Exercise task ::
Give back all the data exactly, line by line.

--------------------------------------------------

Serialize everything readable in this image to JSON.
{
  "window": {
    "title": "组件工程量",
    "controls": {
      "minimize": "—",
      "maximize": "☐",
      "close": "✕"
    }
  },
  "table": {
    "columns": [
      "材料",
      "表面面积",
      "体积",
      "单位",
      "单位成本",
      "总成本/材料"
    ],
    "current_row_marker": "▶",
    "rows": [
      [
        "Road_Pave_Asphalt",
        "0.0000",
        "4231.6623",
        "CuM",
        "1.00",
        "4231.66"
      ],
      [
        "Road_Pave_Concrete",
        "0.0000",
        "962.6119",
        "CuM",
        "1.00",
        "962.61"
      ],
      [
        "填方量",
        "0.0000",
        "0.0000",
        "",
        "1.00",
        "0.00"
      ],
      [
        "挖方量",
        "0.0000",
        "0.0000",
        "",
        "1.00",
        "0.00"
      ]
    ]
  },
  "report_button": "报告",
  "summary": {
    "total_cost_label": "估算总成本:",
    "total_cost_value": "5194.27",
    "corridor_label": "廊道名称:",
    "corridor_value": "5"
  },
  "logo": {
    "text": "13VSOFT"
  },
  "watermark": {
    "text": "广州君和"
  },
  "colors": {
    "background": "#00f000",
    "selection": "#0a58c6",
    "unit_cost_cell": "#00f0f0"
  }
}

--------------------------------------------------

The result ::
Serialize everything readable in this image to JSON.
{
  "window": {
    "title": "组件工程量",
    "controls": {
      "minimize": "—",
      "maximize": "☐",
      "close": "✕"
    }
  },
  "table": {
    "columns": [
      "材料",
      "表面面积",
      "体积",
      "单位",
      "单位成本",
      "总成本/材料"
    ],
    "current_row_marker": "▶",
    "rows": [
      [
        "Road_Pave_Asphalt",
        "0.0000",
        "4231.6623",
        "CuM",
        "1.00",
        "4231.66"
      ],
      [
        "Road_Pave_Concrete",
        "0.0000",
        "962.6119",
        "CuM",
        "1.00",
        "962.61"
      ],
      [
        "填方量",
        "0.0000",
        "0.0000",
        "",
        "1.00",
        "0.00"
      ],
      [
        "挖方量",
        "0.0000",
        "0.0000",
        "",
        "1.00",
        "0.00"
      ]
    ]
  },
  "report_button": "报告",
  "summary": {
    "total_cost_label": "估算总成本:",
    "total_cost_value": "5194.27",
    "corridor_label": "廊道名称:",
    "corridor_value": "5"
  },
  "logo": {
    "text": "13VSOFT"
  },
  "watermark": {
    "text": "广州君和"
  },
  "colors": {
    "background": "#00f000",
    "selection": "#0a58c6",
    "unit_cost_cell": "#00f0f0"
  }
}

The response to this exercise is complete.